### The request
Extract each line holding the word "SHOPSTORE" from the entries.

### Input rows
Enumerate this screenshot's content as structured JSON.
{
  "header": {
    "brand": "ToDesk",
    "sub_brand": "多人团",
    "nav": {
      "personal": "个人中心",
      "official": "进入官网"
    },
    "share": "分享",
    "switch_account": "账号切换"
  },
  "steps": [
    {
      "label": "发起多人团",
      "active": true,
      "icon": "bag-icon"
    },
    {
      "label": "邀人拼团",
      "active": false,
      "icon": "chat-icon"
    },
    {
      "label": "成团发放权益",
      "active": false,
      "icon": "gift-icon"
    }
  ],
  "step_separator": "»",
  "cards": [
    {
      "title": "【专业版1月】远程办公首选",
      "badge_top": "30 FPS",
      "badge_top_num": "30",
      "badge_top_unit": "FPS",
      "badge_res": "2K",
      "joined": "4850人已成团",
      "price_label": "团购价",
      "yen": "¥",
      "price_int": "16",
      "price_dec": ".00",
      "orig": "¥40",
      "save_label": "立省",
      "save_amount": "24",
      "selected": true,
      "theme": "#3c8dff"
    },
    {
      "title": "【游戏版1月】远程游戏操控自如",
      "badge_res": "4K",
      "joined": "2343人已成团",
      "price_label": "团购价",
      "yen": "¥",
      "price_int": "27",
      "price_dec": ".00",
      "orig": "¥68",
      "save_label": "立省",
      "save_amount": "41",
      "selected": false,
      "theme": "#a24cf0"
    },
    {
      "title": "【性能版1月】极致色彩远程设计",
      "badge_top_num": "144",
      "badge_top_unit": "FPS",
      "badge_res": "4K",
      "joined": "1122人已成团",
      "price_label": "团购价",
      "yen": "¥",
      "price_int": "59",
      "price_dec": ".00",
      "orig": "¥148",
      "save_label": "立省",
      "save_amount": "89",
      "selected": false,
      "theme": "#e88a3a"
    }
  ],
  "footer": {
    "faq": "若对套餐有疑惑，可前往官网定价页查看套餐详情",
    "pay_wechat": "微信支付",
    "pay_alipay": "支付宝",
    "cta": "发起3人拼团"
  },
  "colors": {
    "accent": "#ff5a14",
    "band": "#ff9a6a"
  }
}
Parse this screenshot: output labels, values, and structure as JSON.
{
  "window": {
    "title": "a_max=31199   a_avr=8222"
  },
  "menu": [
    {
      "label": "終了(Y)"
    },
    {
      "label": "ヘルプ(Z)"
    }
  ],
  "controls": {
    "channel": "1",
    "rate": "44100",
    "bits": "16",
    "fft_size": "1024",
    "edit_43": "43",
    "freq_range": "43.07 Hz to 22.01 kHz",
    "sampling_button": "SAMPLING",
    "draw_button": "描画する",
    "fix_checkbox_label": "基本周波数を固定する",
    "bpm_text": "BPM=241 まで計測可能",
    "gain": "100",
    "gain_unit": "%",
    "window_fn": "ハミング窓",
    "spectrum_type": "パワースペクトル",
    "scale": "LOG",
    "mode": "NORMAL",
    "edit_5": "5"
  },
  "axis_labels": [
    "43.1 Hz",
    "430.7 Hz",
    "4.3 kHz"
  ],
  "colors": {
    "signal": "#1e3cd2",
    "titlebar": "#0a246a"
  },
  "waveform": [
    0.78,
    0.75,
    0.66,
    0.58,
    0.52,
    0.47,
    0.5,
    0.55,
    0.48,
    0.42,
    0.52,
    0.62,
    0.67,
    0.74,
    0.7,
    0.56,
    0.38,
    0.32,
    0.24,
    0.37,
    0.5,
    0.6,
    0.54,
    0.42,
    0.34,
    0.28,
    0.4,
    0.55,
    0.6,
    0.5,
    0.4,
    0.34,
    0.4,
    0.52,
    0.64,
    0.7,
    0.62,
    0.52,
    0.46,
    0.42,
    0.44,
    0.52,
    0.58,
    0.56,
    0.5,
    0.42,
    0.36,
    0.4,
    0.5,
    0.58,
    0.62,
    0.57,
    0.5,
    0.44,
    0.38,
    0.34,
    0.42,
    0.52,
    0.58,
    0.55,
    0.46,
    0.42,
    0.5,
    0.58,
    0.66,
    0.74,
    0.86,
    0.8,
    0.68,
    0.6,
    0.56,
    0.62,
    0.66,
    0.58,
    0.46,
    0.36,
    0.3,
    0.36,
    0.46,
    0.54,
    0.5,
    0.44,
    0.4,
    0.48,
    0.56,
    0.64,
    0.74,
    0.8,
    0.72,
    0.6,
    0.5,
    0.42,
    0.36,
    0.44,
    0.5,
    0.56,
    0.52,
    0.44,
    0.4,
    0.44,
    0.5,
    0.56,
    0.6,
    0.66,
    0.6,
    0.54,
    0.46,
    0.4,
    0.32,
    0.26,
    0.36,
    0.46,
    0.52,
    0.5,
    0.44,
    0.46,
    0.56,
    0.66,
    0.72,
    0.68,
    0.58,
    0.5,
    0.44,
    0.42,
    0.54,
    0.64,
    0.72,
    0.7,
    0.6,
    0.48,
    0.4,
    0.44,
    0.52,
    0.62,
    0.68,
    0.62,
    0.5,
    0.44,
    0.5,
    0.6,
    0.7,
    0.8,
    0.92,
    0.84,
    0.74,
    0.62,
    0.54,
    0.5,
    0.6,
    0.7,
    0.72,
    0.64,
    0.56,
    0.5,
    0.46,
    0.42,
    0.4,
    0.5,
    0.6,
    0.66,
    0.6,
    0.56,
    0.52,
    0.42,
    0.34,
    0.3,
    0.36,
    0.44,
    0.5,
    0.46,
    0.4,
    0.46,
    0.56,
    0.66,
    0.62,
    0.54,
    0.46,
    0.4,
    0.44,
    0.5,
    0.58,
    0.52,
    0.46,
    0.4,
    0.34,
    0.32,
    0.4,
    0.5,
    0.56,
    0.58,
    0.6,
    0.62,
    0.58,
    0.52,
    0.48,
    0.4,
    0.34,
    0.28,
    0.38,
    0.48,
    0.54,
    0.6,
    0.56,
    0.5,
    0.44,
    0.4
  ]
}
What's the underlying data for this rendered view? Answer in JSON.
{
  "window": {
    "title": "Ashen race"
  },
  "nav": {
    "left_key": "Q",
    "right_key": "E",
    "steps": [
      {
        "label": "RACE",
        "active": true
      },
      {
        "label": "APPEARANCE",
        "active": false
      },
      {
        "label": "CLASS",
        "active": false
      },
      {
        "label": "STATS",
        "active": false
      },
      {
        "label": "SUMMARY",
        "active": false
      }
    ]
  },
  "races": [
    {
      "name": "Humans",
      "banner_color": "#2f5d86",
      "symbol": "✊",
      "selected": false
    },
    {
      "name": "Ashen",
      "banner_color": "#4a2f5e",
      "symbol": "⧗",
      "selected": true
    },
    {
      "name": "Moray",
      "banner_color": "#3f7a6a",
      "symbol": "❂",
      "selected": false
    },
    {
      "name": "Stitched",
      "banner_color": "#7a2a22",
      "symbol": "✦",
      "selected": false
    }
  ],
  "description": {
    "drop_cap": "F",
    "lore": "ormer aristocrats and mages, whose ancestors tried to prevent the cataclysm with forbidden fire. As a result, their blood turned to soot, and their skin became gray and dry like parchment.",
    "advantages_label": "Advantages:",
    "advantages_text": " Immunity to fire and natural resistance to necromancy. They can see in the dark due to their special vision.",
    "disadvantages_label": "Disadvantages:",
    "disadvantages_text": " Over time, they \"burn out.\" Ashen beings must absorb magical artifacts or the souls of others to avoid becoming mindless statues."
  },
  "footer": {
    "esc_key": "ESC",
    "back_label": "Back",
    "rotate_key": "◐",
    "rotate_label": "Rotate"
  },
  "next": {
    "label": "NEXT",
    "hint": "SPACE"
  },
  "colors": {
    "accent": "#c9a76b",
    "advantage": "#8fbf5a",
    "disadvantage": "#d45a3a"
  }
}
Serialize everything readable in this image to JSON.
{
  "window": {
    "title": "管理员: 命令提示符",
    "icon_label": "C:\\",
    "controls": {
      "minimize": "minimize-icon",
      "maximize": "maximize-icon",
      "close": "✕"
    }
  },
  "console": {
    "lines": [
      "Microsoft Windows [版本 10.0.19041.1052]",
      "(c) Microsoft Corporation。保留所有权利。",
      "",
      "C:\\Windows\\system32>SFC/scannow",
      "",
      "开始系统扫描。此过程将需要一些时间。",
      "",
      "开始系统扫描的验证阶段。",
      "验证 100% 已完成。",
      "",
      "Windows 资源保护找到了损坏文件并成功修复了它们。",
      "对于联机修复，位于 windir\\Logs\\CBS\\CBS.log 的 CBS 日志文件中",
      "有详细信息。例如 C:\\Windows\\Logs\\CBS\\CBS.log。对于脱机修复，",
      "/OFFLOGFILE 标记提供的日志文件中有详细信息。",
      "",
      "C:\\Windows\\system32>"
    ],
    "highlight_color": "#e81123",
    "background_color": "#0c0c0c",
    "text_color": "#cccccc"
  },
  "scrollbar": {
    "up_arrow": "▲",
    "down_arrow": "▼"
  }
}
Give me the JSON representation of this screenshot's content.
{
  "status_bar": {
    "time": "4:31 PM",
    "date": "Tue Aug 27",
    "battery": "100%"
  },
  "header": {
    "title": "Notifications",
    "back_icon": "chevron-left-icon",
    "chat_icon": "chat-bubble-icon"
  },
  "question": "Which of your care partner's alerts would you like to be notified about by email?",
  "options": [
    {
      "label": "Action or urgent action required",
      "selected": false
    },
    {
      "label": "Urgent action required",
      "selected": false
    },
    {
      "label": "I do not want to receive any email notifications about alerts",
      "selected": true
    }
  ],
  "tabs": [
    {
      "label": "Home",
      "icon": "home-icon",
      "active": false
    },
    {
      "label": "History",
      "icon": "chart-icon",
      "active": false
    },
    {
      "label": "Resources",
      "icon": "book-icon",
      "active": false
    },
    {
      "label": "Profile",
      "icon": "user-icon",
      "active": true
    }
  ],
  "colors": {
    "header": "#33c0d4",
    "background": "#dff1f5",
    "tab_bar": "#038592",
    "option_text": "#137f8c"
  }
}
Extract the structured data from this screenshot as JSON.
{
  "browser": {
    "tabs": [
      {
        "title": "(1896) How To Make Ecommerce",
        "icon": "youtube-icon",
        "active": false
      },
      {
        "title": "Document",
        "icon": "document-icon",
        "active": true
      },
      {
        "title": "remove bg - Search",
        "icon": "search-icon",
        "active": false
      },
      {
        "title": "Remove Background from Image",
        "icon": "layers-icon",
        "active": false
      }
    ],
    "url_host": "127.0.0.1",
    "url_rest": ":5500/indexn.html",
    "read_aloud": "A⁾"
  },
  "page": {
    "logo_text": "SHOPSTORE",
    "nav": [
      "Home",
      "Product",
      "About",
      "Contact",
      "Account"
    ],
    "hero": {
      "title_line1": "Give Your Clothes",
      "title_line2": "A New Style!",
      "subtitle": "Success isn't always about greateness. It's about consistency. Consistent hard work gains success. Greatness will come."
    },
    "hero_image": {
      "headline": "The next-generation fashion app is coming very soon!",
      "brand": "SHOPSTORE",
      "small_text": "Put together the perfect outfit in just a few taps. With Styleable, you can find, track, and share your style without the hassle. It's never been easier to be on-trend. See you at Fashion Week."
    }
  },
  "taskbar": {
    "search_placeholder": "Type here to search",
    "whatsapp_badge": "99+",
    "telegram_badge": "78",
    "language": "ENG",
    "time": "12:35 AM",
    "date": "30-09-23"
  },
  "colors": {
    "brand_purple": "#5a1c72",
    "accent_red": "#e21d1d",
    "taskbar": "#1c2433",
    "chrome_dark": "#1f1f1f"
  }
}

### Correct output
    "logo_text": "SHOPSTORE",
      "brand": "SHOPSTORE",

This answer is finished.